_Task instructions:_
Return the material word for word. Do not include the pictures.

_Items from a figure collection:_
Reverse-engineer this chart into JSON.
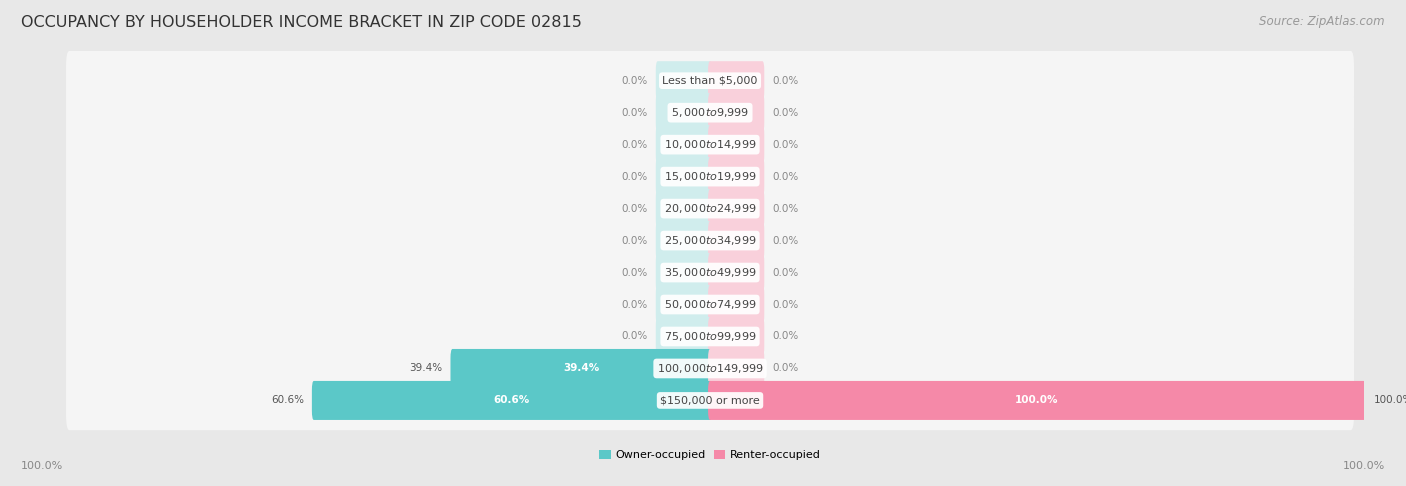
{
  "title": "OCCUPANCY BY HOUSEHOLDER INCOME BRACKET IN ZIP CODE 02815",
  "source": "Source: ZipAtlas.com",
  "categories": [
    "Less than $5,000",
    "$5,000 to $9,999",
    "$10,000 to $14,999",
    "$15,000 to $19,999",
    "$20,000 to $24,999",
    "$25,000 to $34,999",
    "$35,000 to $49,999",
    "$50,000 to $74,999",
    "$75,000 to $99,999",
    "$100,000 to $149,999",
    "$150,000 or more"
  ],
  "owner_pct": [
    0.0,
    0.0,
    0.0,
    0.0,
    0.0,
    0.0,
    0.0,
    0.0,
    0.0,
    39.4,
    60.6
  ],
  "renter_pct": [
    0.0,
    0.0,
    0.0,
    0.0,
    0.0,
    0.0,
    0.0,
    0.0,
    0.0,
    0.0,
    100.0
  ],
  "owner_color": "#5bc8c8",
  "renter_color": "#f589a8",
  "bg_color": "#e8e8e8",
  "bar_bg_color": "#f5f5f5",
  "stub_pct": 8.0,
  "bar_height": 0.62,
  "title_fontsize": 11.5,
  "source_fontsize": 8.5,
  "axis_label_fontsize": 8,
  "category_fontsize": 8,
  "value_fontsize": 7.5
}
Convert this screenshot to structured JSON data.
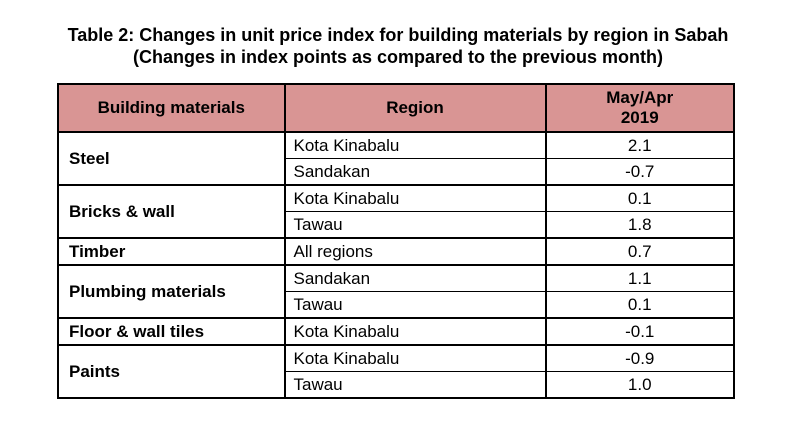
{
  "title": {
    "line1": "Table 2: Changes in unit price index for building materials by region in Sabah",
    "line2": "(Changes in index points as compared to the previous month)"
  },
  "table": {
    "headers": {
      "material": "Building materials",
      "region": "Region",
      "period_line1": "May/Apr",
      "period_line2": "2019"
    },
    "groups": [
      {
        "material": "Steel",
        "rows": [
          {
            "region": "Kota Kinabalu",
            "value": "2.1"
          },
          {
            "region": "Sandakan",
            "value": "-0.7"
          }
        ]
      },
      {
        "material": "Bricks & wall",
        "rows": [
          {
            "region": "Kota Kinabalu",
            "value": "0.1"
          },
          {
            "region": "Tawau",
            "value": "1.8"
          }
        ]
      },
      {
        "material": "Timber",
        "rows": [
          {
            "region": "All regions",
            "value": "0.7"
          }
        ]
      },
      {
        "material": "Plumbing materials",
        "rows": [
          {
            "region": "Sandakan",
            "value": "1.1"
          },
          {
            "region": "Tawau",
            "value": "0.1"
          }
        ]
      },
      {
        "material": "Floor & wall tiles",
        "rows": [
          {
            "region": "Kota Kinabalu",
            "value": "-0.1"
          }
        ]
      },
      {
        "material": "Paints",
        "rows": [
          {
            "region": "Kota Kinabalu",
            "value": "-0.9"
          },
          {
            "region": "Tawau",
            "value": "1.0"
          }
        ]
      }
    ]
  },
  "colors": {
    "header_background": "#d99594"
  }
}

_Full answer:_
Reverse-engineer this chart into JSON.
{
  "title": "OCCUPANCY BY HOUSEHOLDER INCOME BRACKET IN ZIP CODE 02815",
  "source": "Source: ZipAtlas.com",
  "categories": [
    "Less than $5,000",
    "$5,000 to $9,999",
    "$10,000 to $14,999",
    "$15,000 to $19,999",
    "$20,000 to $24,999",
    "$25,000 to $34,999",
    "$35,000 to $49,999",
    "$50,000 to $74,999",
    "$75,000 to $99,999",
    "$100,000 to $149,999",
    "$150,000 or more"
  ],
  "owner_pct": [
    0.0,
    0.0,
    0.0,
    0.0,
    0.0,
    0.0,
    0.0,
    0.0,
    0.0,
    39.4,
    60.6
  ],
  "renter_pct": [
    0.0,
    0.0,
    0.0,
    0.0,
    0.0,
    0.0,
    0.0,
    0.0,
    0.0,
    0.0,
    100.0
  ],
  "owner_color": "#5bc8c8",
  "renter_color": "#f589a8",
  "bg_color": "#e8e8e8",
  "bar_bg_color": "#f5f5f5",
  "stub_pct": 8.0,
  "bar_height": 0.62,
  "title_fontsize": 11.5,
  "source_fontsize": 8.5,
  "axis_label_fontsize": 8,
  "category_fontsize": 8,
  "value_fontsize": 7.5
}
Convert this screenshot to structured JSON data.
{
  "title": {
    "line1": "Table 2: Changes in unit price index for building materials by region in Sabah",
    "line2": "(Changes in index points as compared to the previous month)"
  },
  "table": {
    "headers": {
      "material": "Building materials",
      "region": "Region",
      "period_line1": "May/Apr",
      "period_line2": "2019"
    },
    "groups": [
      {
        "material": "Steel",
        "rows": [
          {
            "region": "Kota Kinabalu",
            "value": "2.1"
          },
          {
            "region": "Sandakan",
            "value": "-0.7"
          }
        ]
      },
      {
        "material": "Bricks & wall",
        "rows": [
          {
            "region": "Kota Kinabalu",
            "value": "0.1"
          },
          {
            "region": "Tawau",
            "value": "1.8"
          }
        ]
      },
      {
        "material": "Timber",
        "rows": [
          {
            "region": "All regions",
            "value": "0.7"
          }
        ]
      },
      {
        "material": "Plumbing materials",
        "rows": [
          {
            "region": "Sandakan",
            "value": "1.1"
          },
          {
            "region": "Tawau",
            "value": "0.1"
          }
        ]
      },
      {
        "material": "Floor & wall tiles",
        "rows": [
          {
            "region": "Kota Kinabalu",
            "value": "-0.1"
          }
        ]
      },
      {
        "material": "Paints",
        "rows": [
          {
            "region": "Kota Kinabalu",
            "value": "-0.9"
          },
          {
            "region": "Tawau",
            "value": "1.0"
          }
        ]
      }
    ]
  },
  "colors": {
    "header_background": "#d99594"
  }
}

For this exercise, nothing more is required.